• _SHORT EXERCISE_
Filter the lines below, copying only those with the string "type".

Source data

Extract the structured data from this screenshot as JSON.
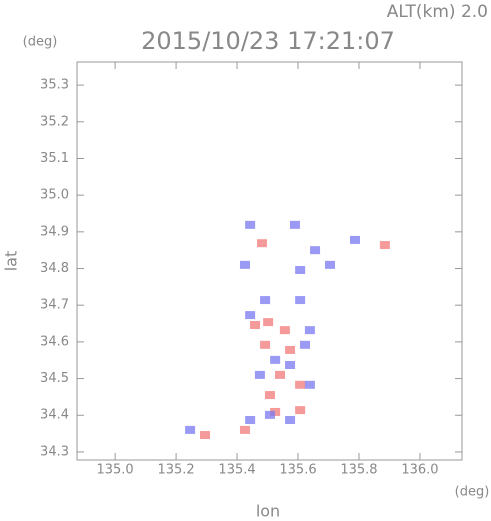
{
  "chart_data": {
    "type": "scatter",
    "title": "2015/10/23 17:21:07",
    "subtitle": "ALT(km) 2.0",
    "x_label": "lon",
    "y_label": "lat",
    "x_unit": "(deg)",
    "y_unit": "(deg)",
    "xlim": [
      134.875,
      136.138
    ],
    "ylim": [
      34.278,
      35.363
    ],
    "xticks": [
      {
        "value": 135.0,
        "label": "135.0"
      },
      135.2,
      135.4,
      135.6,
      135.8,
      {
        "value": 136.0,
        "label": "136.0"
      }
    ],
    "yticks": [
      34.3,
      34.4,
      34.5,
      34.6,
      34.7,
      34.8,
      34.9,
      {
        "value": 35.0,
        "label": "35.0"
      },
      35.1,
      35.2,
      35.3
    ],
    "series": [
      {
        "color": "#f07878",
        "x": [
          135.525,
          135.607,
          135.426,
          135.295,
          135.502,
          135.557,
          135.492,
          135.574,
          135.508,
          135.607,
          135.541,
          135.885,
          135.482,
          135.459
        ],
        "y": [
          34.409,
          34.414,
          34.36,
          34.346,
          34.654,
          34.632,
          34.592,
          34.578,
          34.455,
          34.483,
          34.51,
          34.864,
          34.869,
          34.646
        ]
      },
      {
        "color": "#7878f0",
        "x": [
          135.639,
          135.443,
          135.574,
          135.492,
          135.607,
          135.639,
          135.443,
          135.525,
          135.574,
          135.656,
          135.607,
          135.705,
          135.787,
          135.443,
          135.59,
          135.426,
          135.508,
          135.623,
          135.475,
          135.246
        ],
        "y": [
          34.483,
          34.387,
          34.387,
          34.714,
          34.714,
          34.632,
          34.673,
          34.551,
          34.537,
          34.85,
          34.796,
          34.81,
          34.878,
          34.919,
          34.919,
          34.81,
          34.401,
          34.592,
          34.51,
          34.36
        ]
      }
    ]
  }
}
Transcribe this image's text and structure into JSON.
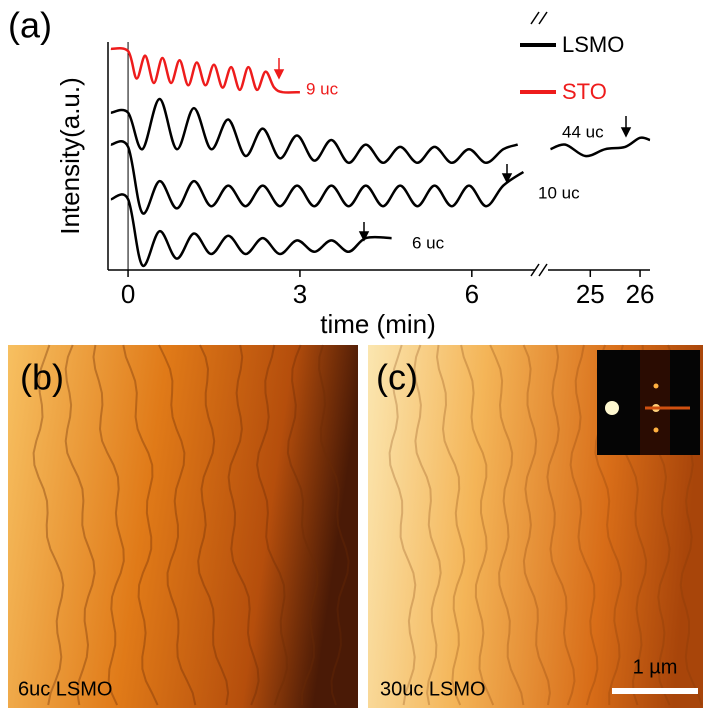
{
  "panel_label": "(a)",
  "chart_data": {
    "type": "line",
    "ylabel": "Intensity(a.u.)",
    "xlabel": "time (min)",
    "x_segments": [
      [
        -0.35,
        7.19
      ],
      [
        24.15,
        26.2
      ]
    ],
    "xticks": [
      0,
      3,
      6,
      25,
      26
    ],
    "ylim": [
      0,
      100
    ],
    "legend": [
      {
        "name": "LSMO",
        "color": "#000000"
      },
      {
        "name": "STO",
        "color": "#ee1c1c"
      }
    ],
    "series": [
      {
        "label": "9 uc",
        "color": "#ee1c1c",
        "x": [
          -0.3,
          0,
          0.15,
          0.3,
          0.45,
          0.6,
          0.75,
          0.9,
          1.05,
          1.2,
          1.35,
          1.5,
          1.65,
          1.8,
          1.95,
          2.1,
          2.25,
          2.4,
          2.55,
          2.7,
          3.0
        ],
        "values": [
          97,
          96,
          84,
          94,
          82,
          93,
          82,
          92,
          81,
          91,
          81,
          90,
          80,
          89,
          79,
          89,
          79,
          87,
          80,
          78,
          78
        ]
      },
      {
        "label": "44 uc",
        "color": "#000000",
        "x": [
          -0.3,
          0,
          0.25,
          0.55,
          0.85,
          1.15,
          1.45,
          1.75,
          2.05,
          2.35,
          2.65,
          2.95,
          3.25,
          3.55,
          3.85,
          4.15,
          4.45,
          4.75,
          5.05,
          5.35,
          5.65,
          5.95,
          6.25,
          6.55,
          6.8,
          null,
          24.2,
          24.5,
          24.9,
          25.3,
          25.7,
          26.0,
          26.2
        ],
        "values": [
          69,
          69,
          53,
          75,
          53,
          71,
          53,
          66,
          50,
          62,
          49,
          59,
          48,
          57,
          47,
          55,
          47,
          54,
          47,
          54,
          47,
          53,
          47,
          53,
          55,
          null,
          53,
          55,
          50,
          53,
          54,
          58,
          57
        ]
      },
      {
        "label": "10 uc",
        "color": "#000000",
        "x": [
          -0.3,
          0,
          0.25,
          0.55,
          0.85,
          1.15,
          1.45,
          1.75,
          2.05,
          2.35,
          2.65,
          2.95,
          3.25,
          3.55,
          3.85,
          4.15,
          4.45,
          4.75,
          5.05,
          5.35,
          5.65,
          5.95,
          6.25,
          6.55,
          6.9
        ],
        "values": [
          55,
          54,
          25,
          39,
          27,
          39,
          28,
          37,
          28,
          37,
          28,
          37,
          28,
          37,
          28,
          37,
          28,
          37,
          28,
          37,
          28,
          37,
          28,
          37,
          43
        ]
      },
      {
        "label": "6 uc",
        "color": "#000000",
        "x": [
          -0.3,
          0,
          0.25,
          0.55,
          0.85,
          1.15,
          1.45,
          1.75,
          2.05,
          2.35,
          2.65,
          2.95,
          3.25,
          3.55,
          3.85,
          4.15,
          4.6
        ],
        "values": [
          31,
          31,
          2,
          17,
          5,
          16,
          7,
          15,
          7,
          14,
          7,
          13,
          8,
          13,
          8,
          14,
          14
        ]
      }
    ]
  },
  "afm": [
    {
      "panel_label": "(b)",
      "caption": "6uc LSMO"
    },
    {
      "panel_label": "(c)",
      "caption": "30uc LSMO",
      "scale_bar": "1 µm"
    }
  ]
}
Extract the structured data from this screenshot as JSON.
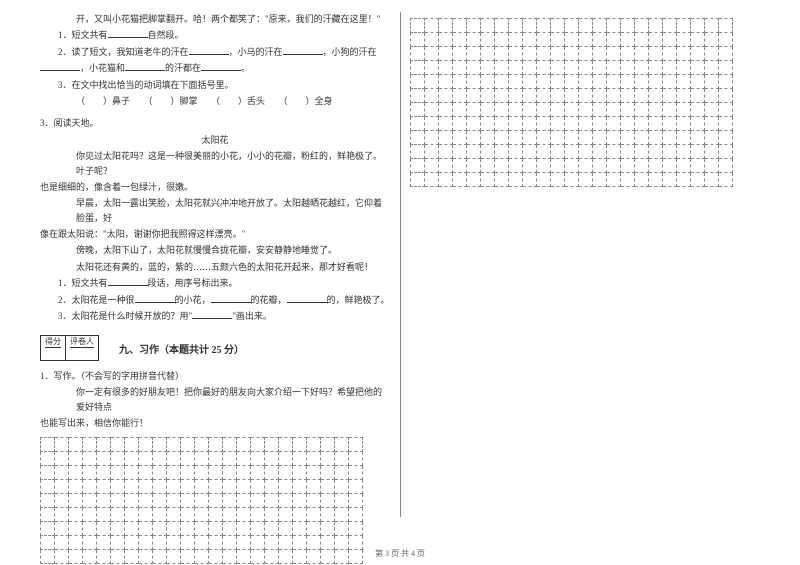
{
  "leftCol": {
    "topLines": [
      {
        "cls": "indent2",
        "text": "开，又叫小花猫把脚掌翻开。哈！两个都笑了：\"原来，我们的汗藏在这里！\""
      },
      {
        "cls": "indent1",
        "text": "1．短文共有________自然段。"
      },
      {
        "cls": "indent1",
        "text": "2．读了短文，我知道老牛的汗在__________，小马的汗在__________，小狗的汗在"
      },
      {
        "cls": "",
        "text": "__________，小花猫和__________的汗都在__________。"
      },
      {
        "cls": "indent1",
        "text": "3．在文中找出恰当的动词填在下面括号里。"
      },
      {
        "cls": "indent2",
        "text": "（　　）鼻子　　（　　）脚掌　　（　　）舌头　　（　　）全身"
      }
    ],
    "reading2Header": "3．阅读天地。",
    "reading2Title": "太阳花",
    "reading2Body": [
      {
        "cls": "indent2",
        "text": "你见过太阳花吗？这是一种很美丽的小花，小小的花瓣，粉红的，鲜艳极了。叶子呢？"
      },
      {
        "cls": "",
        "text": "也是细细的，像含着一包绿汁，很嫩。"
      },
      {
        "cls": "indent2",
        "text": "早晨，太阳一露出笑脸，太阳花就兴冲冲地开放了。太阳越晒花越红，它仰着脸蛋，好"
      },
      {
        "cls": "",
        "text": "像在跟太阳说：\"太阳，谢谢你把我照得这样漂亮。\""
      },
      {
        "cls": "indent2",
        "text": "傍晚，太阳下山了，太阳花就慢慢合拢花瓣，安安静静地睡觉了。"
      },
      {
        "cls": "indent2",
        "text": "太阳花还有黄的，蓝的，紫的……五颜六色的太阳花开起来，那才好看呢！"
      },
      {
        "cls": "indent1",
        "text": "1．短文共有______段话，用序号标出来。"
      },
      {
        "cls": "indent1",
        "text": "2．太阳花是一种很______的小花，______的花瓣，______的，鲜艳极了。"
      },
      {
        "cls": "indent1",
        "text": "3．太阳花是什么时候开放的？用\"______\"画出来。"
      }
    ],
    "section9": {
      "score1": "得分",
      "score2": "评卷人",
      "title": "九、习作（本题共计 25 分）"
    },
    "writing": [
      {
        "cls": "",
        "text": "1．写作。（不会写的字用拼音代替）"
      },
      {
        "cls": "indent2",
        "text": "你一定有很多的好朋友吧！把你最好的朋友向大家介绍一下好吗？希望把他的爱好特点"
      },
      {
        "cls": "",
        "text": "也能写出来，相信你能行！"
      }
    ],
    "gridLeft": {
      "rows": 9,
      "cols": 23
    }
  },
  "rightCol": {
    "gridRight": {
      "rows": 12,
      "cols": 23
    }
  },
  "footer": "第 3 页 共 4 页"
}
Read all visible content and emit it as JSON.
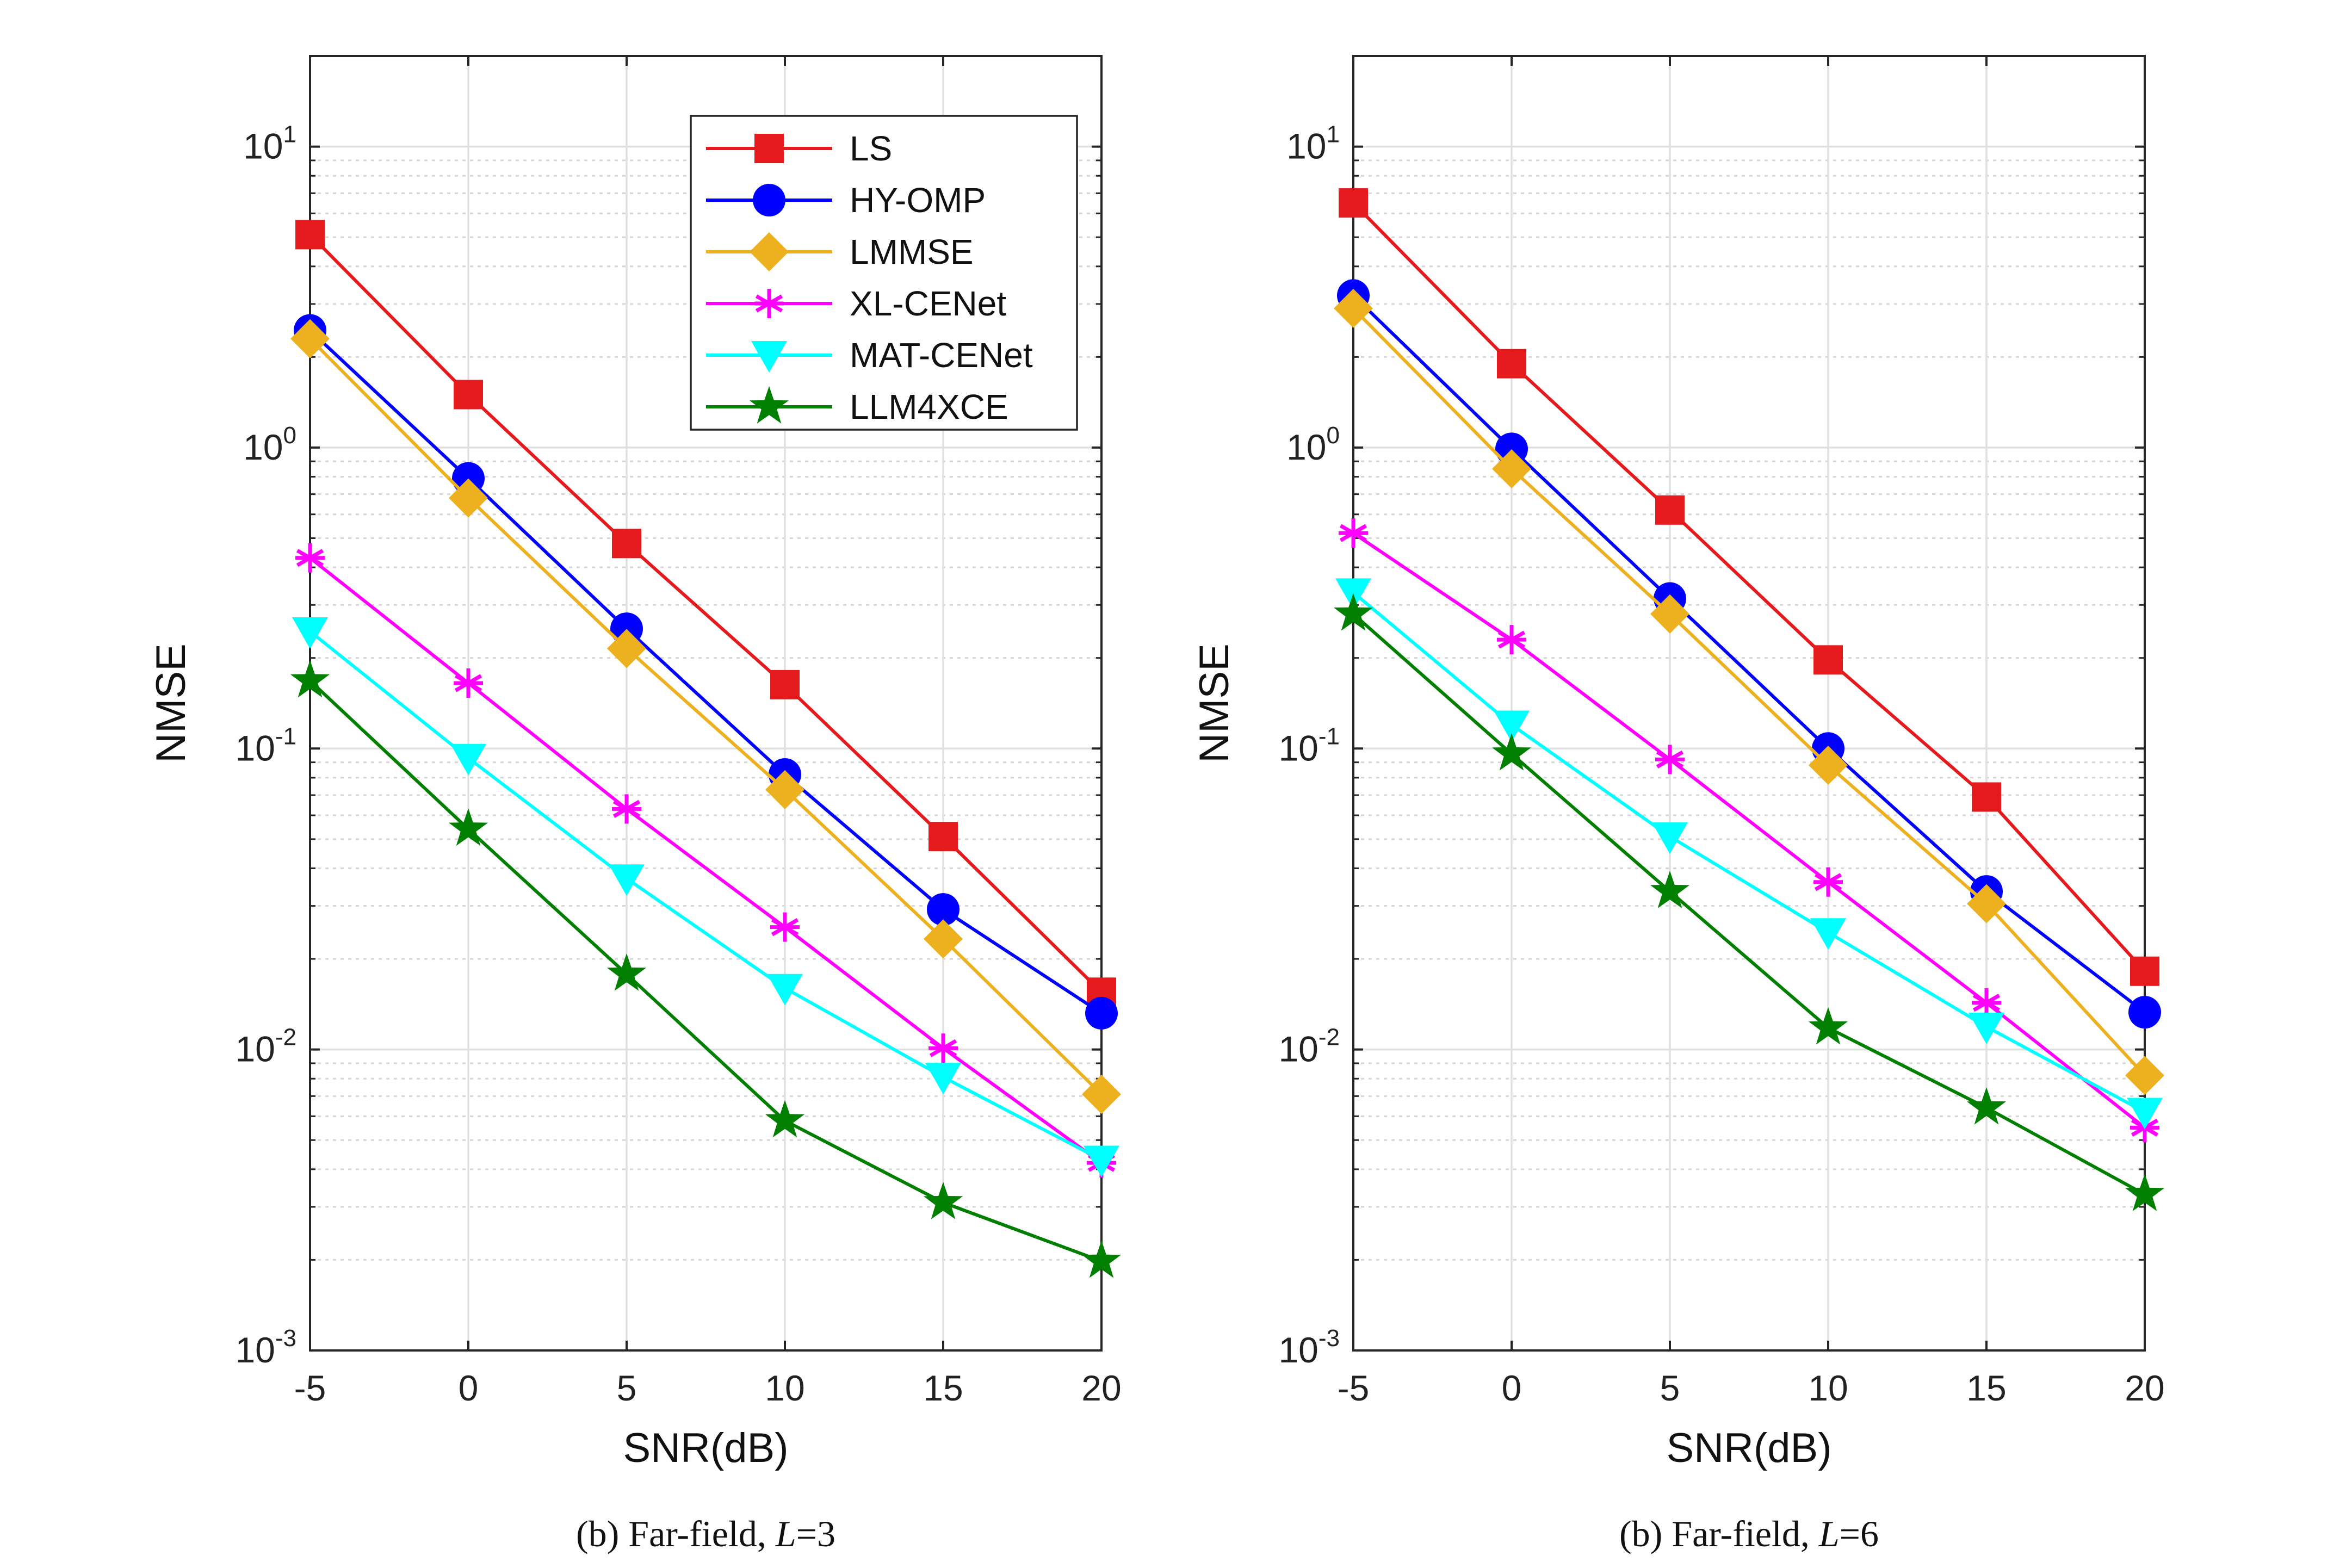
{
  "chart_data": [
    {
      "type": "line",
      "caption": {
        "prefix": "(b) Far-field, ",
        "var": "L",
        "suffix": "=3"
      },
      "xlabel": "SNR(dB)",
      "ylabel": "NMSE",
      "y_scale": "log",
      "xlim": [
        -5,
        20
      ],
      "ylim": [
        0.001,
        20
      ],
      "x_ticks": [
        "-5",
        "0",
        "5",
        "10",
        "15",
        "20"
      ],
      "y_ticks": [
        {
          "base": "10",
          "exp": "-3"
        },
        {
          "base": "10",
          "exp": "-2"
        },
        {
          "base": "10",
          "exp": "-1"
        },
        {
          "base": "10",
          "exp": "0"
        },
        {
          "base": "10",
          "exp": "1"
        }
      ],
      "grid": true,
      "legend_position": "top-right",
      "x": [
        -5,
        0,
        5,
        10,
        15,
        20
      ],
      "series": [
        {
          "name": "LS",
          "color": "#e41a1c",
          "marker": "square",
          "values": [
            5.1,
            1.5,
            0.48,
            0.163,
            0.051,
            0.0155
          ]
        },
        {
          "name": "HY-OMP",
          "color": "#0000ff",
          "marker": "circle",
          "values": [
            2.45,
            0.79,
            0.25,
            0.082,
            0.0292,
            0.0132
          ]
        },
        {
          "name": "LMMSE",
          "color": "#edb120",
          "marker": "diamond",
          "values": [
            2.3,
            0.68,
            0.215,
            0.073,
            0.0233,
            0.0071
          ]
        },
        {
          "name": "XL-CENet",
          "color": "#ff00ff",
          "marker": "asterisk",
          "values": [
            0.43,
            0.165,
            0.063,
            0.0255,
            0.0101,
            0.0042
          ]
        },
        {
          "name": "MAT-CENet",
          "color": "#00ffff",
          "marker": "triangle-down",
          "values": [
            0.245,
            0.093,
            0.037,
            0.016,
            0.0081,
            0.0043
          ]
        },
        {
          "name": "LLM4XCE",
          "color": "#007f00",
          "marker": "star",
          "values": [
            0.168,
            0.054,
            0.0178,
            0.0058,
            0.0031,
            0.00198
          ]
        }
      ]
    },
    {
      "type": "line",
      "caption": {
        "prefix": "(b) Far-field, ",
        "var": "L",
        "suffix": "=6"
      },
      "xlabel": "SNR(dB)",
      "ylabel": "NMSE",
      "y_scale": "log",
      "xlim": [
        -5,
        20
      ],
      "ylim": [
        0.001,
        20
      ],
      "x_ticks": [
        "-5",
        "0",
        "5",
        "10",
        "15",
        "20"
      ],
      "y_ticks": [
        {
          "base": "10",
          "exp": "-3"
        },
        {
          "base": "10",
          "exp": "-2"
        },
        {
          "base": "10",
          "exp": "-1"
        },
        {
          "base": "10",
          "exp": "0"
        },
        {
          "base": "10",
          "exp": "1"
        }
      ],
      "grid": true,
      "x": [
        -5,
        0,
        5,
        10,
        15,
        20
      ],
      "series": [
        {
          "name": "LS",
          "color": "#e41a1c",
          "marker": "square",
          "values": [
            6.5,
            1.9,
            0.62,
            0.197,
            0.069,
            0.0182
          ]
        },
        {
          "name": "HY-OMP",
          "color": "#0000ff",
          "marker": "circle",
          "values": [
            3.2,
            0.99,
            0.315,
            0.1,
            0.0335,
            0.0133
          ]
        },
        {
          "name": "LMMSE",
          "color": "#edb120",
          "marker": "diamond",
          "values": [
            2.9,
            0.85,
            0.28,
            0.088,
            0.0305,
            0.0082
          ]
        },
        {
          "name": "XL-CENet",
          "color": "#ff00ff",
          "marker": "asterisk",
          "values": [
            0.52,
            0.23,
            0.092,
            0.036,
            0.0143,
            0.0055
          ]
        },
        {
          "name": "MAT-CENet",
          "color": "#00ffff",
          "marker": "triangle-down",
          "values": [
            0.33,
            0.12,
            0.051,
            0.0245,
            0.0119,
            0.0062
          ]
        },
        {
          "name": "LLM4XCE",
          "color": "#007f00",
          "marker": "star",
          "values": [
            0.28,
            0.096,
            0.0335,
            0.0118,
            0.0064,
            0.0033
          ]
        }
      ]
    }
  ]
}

• _COMPLETED EXERCISE_
    "type": "scatter",
    "type": "line",
      "type": "line",
      "type": "line",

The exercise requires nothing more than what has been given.